• **Exercise directions**: Only the pictures are left out: repeat the rest of the entries exactly.

• **Given data**:
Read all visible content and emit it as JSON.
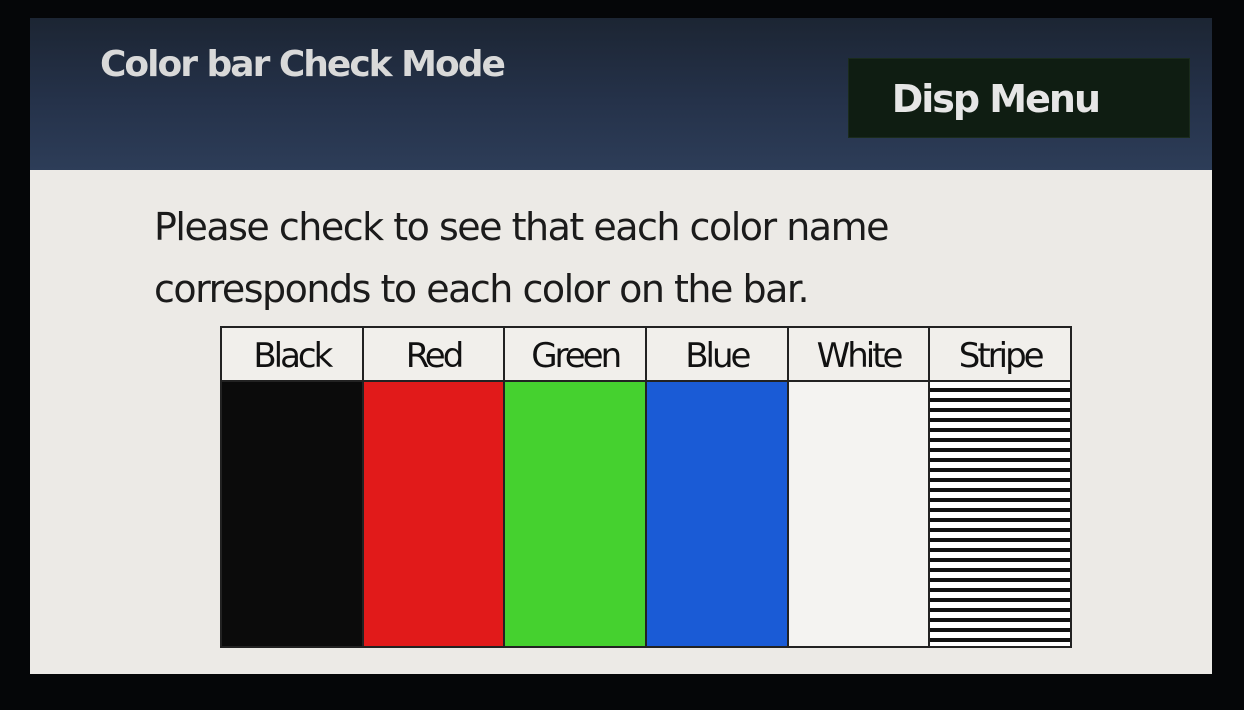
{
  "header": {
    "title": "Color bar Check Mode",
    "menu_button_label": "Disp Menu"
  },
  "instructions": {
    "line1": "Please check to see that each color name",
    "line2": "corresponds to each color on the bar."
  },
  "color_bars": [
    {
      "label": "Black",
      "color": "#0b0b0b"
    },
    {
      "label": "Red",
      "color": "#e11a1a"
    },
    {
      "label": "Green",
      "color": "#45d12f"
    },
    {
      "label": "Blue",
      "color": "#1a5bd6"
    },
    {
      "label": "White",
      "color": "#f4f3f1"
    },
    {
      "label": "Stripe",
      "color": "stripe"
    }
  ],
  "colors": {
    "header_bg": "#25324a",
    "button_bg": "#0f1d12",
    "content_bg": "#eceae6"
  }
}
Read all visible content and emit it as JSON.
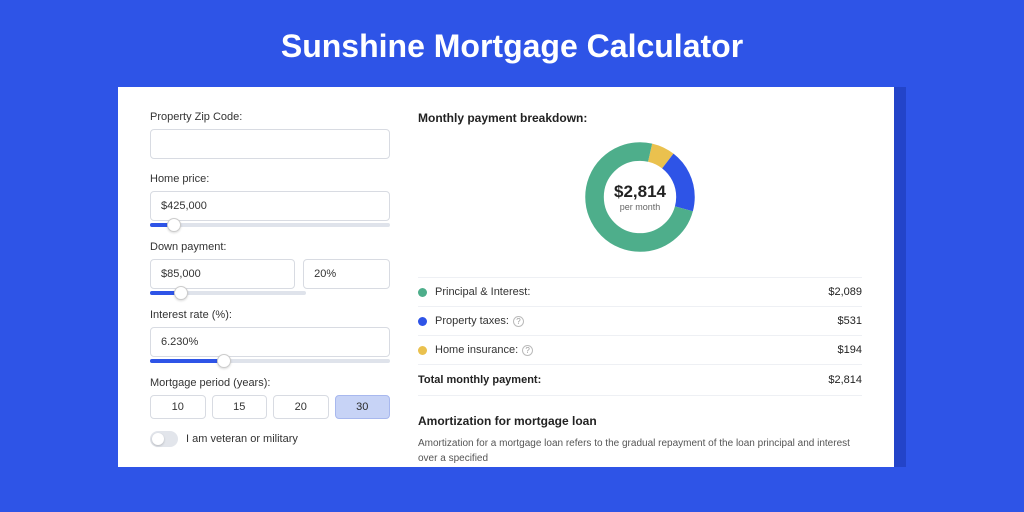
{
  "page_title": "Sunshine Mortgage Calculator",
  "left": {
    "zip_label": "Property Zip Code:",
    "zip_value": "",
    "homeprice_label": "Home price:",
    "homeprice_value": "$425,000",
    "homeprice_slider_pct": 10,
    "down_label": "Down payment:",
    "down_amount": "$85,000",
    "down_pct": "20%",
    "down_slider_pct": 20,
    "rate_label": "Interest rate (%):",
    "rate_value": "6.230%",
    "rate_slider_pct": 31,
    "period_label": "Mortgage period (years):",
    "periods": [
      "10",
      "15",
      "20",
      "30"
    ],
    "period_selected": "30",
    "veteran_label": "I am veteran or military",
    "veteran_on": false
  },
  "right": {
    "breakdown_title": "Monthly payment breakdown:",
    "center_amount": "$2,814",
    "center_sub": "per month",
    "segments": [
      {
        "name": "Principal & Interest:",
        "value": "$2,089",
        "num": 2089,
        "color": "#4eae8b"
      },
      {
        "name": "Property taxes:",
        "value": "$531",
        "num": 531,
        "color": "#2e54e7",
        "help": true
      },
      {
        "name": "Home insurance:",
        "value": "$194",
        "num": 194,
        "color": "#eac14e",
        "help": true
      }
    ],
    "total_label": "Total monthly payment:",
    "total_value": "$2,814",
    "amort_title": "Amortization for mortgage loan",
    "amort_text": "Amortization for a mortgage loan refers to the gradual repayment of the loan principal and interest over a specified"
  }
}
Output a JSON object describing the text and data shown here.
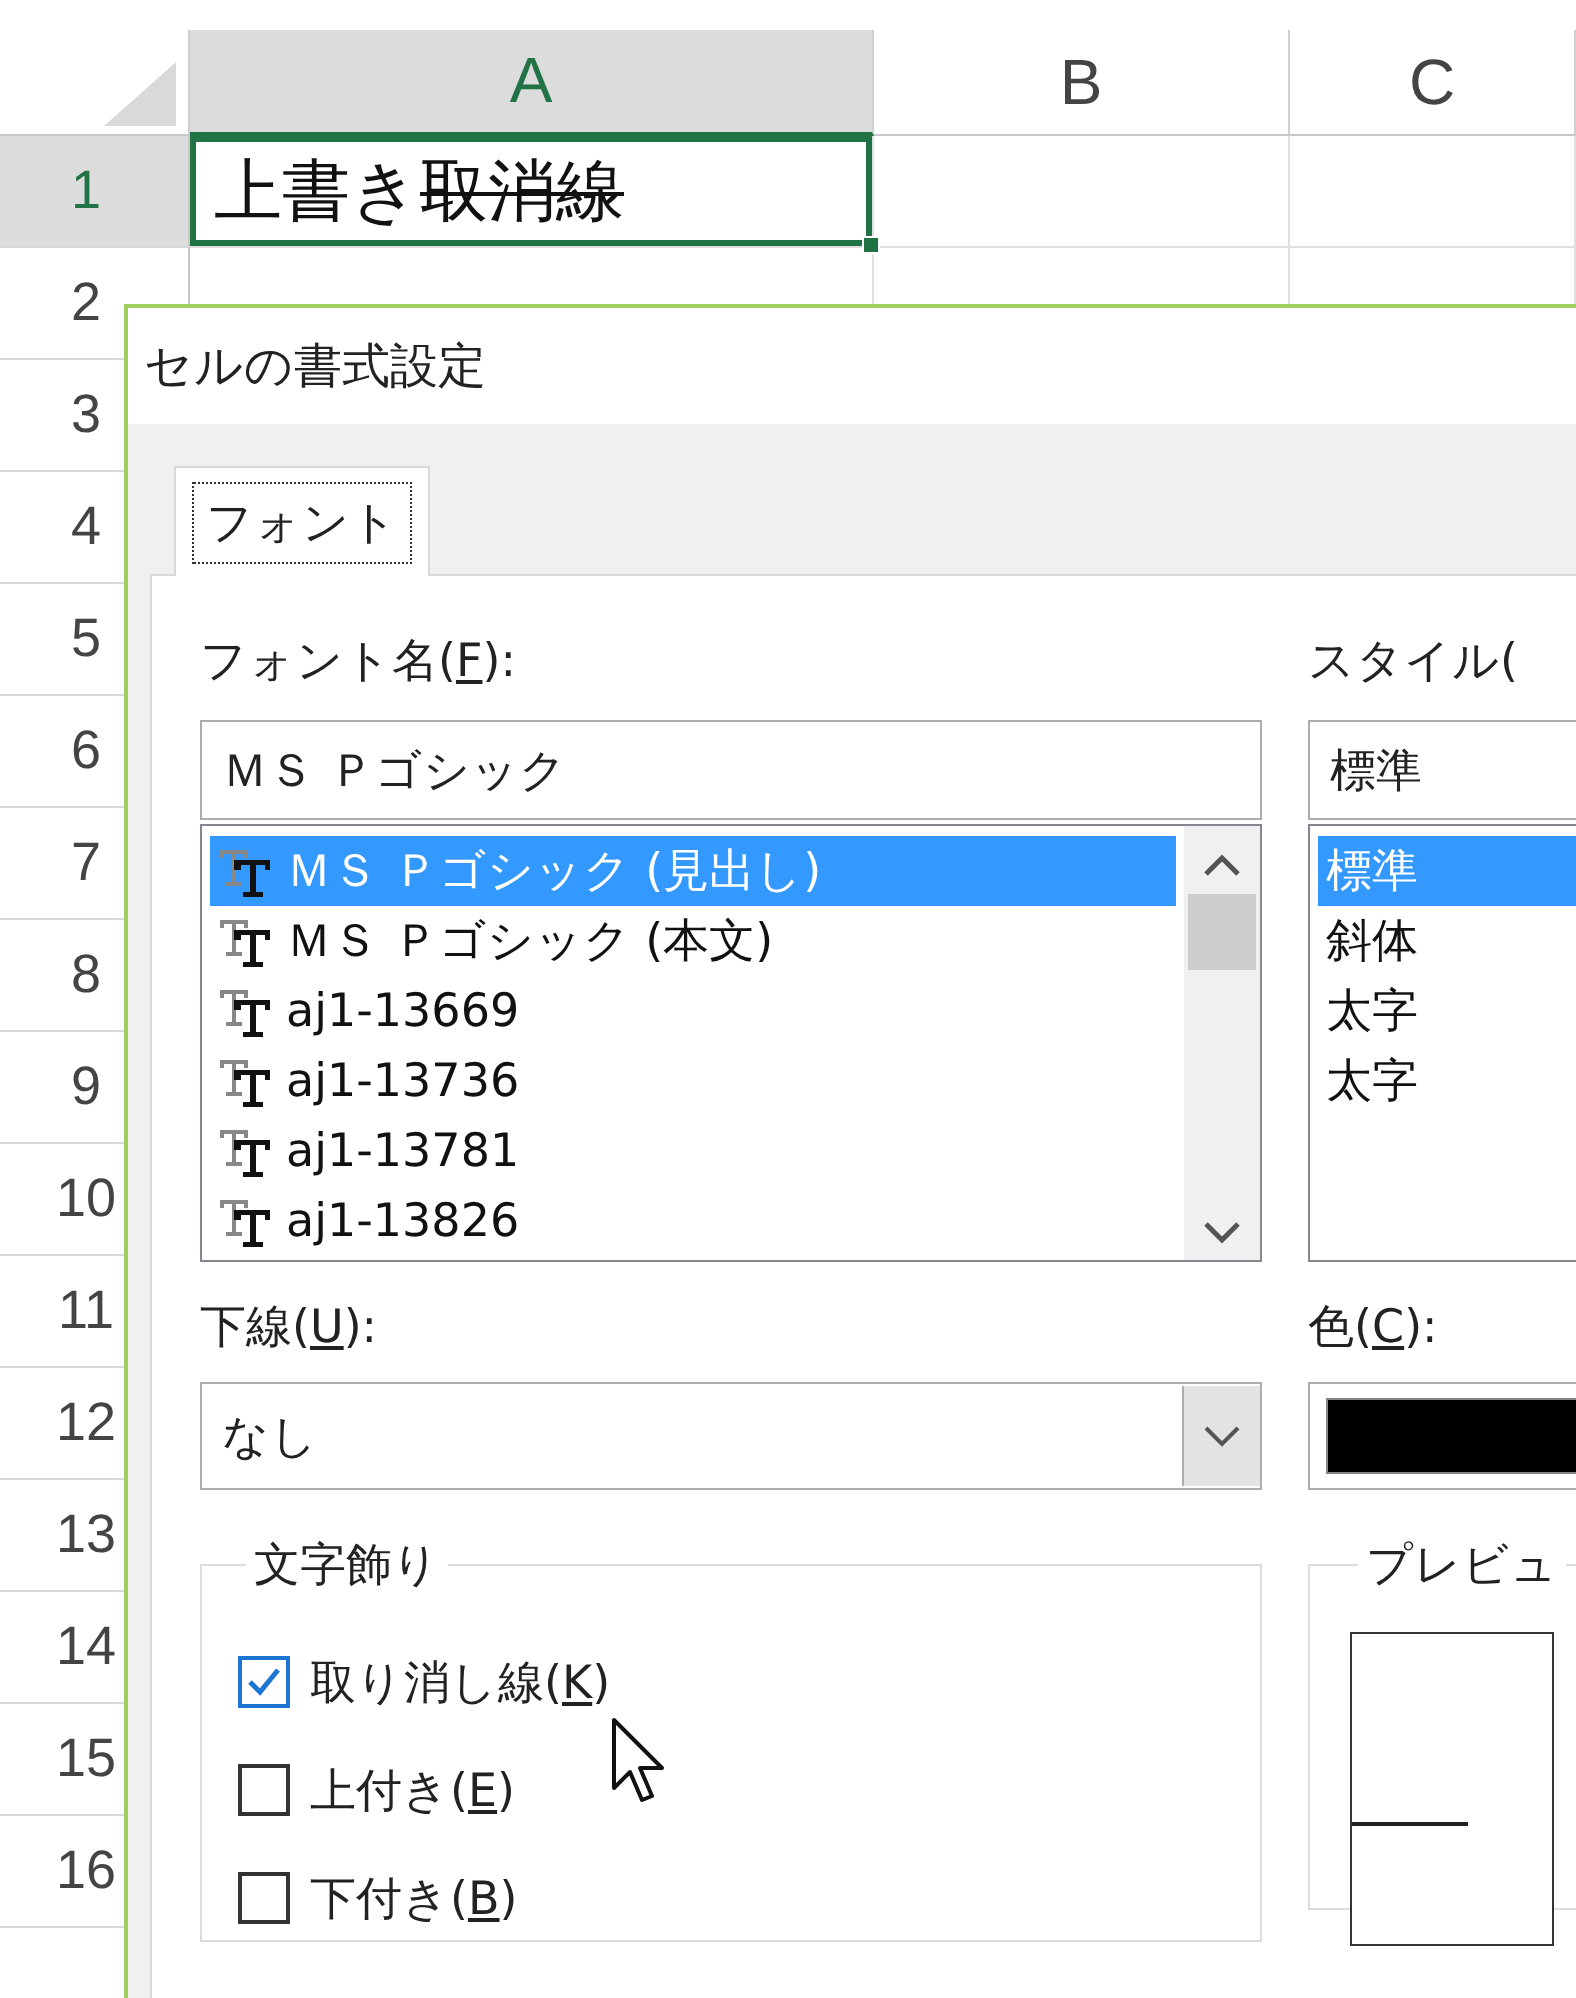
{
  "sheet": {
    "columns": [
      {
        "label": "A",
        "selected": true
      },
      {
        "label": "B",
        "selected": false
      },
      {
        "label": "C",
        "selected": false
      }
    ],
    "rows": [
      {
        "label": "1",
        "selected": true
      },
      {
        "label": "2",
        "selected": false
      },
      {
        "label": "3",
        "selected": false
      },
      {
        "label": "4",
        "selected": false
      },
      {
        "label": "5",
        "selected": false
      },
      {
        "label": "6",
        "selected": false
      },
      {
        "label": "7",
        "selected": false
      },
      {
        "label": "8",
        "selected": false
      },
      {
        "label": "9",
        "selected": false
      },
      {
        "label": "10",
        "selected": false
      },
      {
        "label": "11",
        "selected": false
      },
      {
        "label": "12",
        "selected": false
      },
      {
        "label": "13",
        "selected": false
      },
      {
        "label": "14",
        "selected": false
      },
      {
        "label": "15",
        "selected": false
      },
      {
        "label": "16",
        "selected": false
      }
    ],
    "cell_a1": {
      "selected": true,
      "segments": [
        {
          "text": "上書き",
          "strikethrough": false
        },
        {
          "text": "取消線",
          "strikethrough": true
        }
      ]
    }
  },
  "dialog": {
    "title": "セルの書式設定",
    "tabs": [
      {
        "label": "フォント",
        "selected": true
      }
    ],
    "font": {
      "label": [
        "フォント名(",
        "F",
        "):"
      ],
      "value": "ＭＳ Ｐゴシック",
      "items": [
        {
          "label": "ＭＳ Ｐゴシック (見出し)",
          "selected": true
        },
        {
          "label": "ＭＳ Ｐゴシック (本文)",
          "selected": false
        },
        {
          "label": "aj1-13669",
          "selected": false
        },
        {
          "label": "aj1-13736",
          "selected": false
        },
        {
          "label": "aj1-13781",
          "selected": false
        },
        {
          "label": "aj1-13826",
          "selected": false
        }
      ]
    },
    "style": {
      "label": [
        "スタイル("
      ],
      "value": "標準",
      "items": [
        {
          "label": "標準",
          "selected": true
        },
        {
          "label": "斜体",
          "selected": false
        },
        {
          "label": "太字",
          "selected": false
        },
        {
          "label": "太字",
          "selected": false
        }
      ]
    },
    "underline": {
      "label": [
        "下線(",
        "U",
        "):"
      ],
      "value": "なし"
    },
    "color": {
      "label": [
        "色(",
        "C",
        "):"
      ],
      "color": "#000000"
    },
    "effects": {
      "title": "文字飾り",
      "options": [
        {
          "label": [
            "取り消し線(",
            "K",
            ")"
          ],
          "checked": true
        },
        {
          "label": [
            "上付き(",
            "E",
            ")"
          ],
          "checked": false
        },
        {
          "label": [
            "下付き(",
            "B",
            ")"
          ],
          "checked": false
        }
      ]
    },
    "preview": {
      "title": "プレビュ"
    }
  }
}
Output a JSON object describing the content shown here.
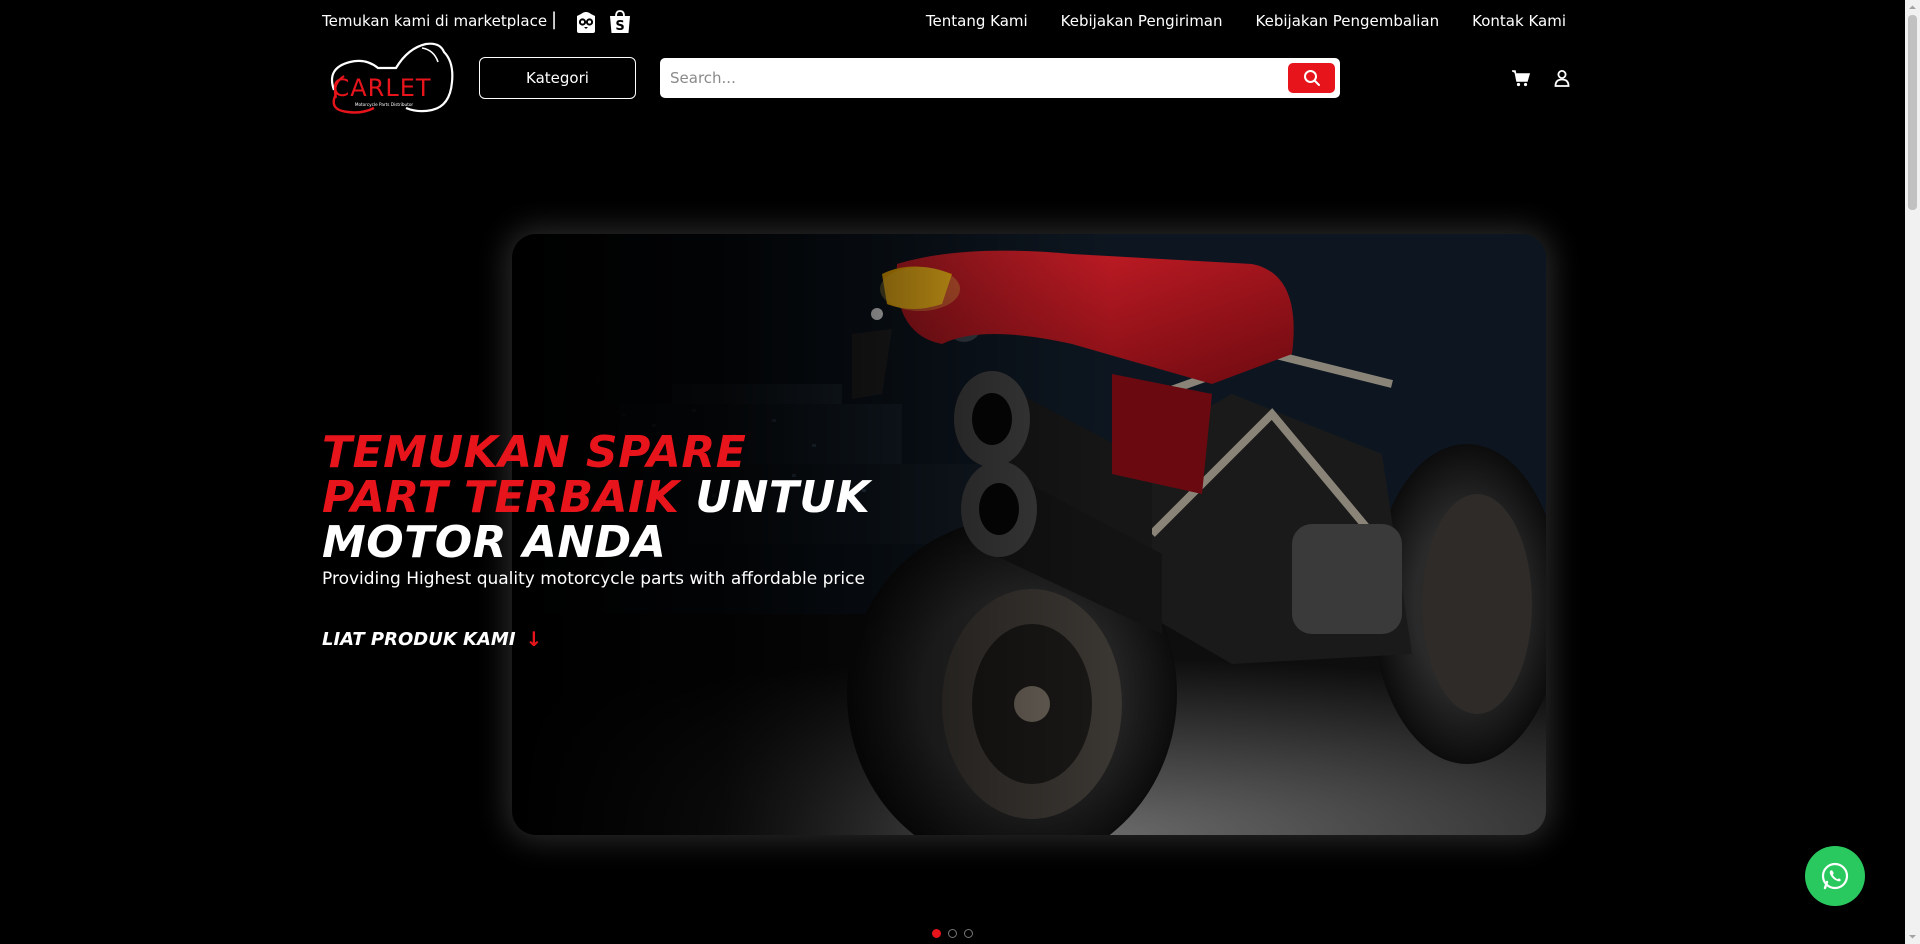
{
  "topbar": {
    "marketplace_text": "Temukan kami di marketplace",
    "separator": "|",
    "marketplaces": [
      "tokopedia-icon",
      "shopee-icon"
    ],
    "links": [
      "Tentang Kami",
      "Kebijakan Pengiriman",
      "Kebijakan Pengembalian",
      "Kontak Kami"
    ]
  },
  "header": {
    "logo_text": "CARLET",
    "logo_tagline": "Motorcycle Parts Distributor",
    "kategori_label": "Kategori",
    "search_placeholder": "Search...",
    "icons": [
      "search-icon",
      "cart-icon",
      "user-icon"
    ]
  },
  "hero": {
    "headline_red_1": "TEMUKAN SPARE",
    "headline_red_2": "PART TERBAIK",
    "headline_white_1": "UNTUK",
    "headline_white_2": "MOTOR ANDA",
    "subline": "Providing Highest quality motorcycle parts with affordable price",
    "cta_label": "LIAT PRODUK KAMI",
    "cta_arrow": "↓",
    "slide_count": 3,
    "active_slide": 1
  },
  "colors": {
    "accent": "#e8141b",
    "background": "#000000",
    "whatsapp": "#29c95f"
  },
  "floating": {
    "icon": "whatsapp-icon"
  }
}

• **Worked solution**:
Read all visible content and emit it as JSON.
{
  "header": {
    "title": "Color bar Check Mode",
    "menu_button_label": "Disp Menu"
  },
  "instructions": {
    "line1": "Please check to see that each color name",
    "line2": "corresponds to each color on the bar."
  },
  "color_bars": [
    {
      "label": "Black",
      "color": "#0b0b0b"
    },
    {
      "label": "Red",
      "color": "#e11a1a"
    },
    {
      "label": "Green",
      "color": "#45d12f"
    },
    {
      "label": "Blue",
      "color": "#1a5bd6"
    },
    {
      "label": "White",
      "color": "#f4f3f1"
    },
    {
      "label": "Stripe",
      "color": "stripe"
    }
  ],
  "colors": {
    "header_bg": "#25324a",
    "button_bg": "#0f1d12",
    "content_bg": "#eceae6"
  }
}
Read all visible content and emit it as JSON.
{
  "page_title": "Sunshine Mortgage Calculator",
  "left": {
    "zip_label": "Property Zip Code:",
    "zip_value": "",
    "homeprice_label": "Home price:",
    "homeprice_value": "$425,000",
    "homeprice_slider_pct": 10,
    "down_label": "Down payment:",
    "down_amount": "$85,000",
    "down_pct": "20%",
    "down_slider_pct": 20,
    "rate_label": "Interest rate (%):",
    "rate_value": "6.230%",
    "rate_slider_pct": 31,
    "period_label": "Mortgage period (years):",
    "periods": [
      "10",
      "15",
      "20",
      "30"
    ],
    "period_selected": "30",
    "veteran_label": "I am veteran or military",
    "veteran_on": false
  },
  "right": {
    "breakdown_title": "Monthly payment breakdown:",
    "center_amount": "$2,814",
    "center_sub": "per month",
    "segments": [
      {
        "name": "Principal & Interest:",
        "value": "$2,089",
        "num": 2089,
        "color": "#4eae8b"
      },
      {
        "name": "Property taxes:",
        "value": "$531",
        "num": 531,
        "color": "#2e54e7",
        "help": true
      },
      {
        "name": "Home insurance:",
        "value": "$194",
        "num": 194,
        "color": "#eac14e",
        "help": true
      }
    ],
    "total_label": "Total monthly payment:",
    "total_value": "$2,814",
    "amort_title": "Amortization for mortgage loan",
    "amort_text": "Amortization for a mortgage loan refers to the gradual repayment of the loan principal and interest over a specified"
  }
}
Output a JSON object describing the text and data shown here.
{
  "sheet": {
    "columns": [
      {
        "label": "A",
        "selected": true
      },
      {
        "label": "B",
        "selected": false
      },
      {
        "label": "C",
        "selected": false
      }
    ],
    "rows": [
      {
        "label": "1",
        "selected": true
      },
      {
        "label": "2",
        "selected": false
      },
      {
        "label": "3",
        "selected": false
      },
      {
        "label": "4",
        "selected": false
      },
      {
        "label": "5",
        "selected": false
      },
      {
        "label": "6",
        "selected": false
      },
      {
        "label": "7",
        "selected": false
      },
      {
        "label": "8",
        "selected": false
      },
      {
        "label": "9",
        "selected": false
      },
      {
        "label": "10",
        "selected": false
      },
      {
        "label": "11",
        "selected": false
      },
      {
        "label": "12",
        "selected": false
      },
      {
        "label": "13",
        "selected": false
      },
      {
        "label": "14",
        "selected": false
      },
      {
        "label": "15",
        "selected": false
      },
      {
        "label": "16",
        "selected": false
      }
    ],
    "cell_a1": {
      "selected": true,
      "segments": [
        {
          "text": "上書き",
          "strikethrough": false
        },
        {
          "text": "取消線",
          "strikethrough": true
        }
      ]
    }
  },
  "dialog": {
    "title": "セルの書式設定",
    "tabs": [
      {
        "label": "フォント",
        "selected": true
      }
    ],
    "font": {
      "label": [
        "フォント名(",
        "F",
        "):"
      ],
      "value": "ＭＳ Ｐゴシック",
      "items": [
        {
          "label": "ＭＳ Ｐゴシック (見出し)",
          "selected": true
        },
        {
          "label": "ＭＳ Ｐゴシック (本文)",
          "selected": false
        },
        {
          "label": "aj1-13669",
          "selected": false
        },
        {
          "label": "aj1-13736",
          "selected": false
        },
        {
          "label": "aj1-13781",
          "selected": false
        },
        {
          "label": "aj1-13826",
          "selected": false
        }
      ]
    },
    "style": {
      "label": [
        "スタイル("
      ],
      "value": "標準",
      "items": [
        {
          "label": "標準",
          "selected": true
        },
        {
          "label": "斜体",
          "selected": false
        },
        {
          "label": "太字",
          "selected": false
        },
        {
          "label": "太字",
          "selected": false
        }
      ]
    },
    "underline": {
      "label": [
        "下線(",
        "U",
        "):"
      ],
      "value": "なし"
    },
    "color": {
      "label": [
        "色(",
        "C",
        "):"
      ],
      "color": "#000000"
    },
    "effects": {
      "title": "文字飾り",
      "options": [
        {
          "label": [
            "取り消し線(",
            "K",
            ")"
          ],
          "checked": true
        },
        {
          "label": [
            "上付き(",
            "E",
            ")"
          ],
          "checked": false
        },
        {
          "label": [
            "下付き(",
            "B",
            ")"
          ],
          "checked": false
        }
      ]
    },
    "preview": {
      "title": "プレビュ"
    }
  }
}
Output a JSON object describing the content shown here.
{
  "topbar": {
    "marketplace_text": "Temukan kami di marketplace",
    "separator": "|",
    "marketplaces": [
      "tokopedia-icon",
      "shopee-icon"
    ],
    "links": [
      "Tentang Kami",
      "Kebijakan Pengiriman",
      "Kebijakan Pengembalian",
      "Kontak Kami"
    ]
  },
  "header": {
    "logo_text": "CARLET",
    "logo_tagline": "Motorcycle Parts Distributor",
    "kategori_label": "Kategori",
    "search_placeholder": "Search...",
    "icons": [
      "search-icon",
      "cart-icon",
      "user-icon"
    ]
  },
  "hero": {
    "headline_red_1": "TEMUKAN SPARE",
    "headline_red_2": "PART TERBAIK",
    "headline_white_1": "UNTUK",
    "headline_white_2": "MOTOR ANDA",
    "subline": "Providing Highest quality motorcycle parts with affordable price",
    "cta_label": "LIAT PRODUK KAMI",
    "cta_arrow": "↓",
    "slide_count": 3,
    "active_slide": 1
  },
  "colors": {
    "accent": "#e8141b",
    "background": "#000000",
    "whatsapp": "#29c95f"
  },
  "floating": {
    "icon": "whatsapp-icon"
  }
}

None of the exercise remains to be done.